What you have to do: Locate the word "rest" in the material, then show every line that holds it.

** START Input for this task **

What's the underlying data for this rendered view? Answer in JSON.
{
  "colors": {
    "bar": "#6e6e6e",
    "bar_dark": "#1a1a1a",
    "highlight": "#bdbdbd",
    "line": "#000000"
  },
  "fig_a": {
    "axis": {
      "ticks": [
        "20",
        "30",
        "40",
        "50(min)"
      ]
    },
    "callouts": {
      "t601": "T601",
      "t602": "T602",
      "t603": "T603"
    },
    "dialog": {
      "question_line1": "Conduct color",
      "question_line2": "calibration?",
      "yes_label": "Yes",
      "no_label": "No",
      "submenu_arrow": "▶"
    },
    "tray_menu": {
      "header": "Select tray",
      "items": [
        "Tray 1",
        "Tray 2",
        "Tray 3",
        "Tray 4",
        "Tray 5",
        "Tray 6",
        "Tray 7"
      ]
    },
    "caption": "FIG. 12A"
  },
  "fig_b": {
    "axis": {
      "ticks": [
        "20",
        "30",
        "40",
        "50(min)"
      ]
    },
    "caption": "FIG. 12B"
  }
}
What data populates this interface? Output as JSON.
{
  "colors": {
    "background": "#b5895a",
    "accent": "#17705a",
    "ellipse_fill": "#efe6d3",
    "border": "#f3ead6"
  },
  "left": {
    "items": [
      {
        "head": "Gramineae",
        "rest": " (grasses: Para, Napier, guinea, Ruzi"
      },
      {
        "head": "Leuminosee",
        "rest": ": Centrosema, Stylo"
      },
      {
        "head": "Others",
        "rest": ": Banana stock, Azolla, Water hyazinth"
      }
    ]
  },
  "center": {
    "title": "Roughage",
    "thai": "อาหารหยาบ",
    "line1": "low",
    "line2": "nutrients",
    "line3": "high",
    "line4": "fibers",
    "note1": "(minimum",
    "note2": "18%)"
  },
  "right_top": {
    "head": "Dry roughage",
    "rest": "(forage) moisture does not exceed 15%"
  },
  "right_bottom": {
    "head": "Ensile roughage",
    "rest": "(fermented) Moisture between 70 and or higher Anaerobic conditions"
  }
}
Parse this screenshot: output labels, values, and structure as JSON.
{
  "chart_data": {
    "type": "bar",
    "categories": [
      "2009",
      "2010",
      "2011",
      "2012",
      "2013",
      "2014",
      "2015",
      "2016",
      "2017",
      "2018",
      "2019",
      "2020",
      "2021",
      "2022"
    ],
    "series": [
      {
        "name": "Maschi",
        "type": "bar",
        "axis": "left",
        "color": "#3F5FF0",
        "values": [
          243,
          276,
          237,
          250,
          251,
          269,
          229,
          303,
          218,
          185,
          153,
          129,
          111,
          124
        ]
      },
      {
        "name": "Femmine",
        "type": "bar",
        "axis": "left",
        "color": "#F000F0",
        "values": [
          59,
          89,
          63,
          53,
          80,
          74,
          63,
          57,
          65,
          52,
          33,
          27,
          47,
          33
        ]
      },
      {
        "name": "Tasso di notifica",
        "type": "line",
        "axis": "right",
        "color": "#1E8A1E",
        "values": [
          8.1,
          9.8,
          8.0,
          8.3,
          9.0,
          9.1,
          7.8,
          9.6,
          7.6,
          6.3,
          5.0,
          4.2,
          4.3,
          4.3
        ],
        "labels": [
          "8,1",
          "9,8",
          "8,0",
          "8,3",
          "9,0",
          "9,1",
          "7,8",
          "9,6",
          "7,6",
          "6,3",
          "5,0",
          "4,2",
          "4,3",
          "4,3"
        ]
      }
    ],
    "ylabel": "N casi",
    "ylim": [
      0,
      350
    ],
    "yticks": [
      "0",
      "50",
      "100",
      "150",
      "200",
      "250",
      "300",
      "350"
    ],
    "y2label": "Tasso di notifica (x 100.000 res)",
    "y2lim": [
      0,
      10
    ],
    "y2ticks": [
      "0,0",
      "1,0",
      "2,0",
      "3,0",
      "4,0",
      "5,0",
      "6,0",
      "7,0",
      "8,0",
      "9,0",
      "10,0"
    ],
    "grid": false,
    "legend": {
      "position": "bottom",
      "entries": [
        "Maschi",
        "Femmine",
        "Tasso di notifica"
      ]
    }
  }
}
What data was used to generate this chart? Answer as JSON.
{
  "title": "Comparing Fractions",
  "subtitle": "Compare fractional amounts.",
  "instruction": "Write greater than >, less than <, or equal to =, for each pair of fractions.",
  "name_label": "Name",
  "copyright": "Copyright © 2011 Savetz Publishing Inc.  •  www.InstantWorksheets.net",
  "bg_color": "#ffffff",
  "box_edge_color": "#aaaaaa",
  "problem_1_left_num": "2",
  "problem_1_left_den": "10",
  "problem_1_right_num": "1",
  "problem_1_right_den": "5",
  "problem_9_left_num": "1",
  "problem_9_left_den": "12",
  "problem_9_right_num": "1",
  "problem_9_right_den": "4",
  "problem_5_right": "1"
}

** END Input for this task **

Task solution:
        "rest": " (grasses: Para, Napier, guinea, Ruzi"
        "rest": ": Centrosema, Stylo"
        "rest": ": Banana stock, Azolla, Water hyazinth"
    "rest": "(forage) moisture does not exceed 15%"
    "rest": "(fermented) Moisture between 70 and or higher Anaerobic conditions"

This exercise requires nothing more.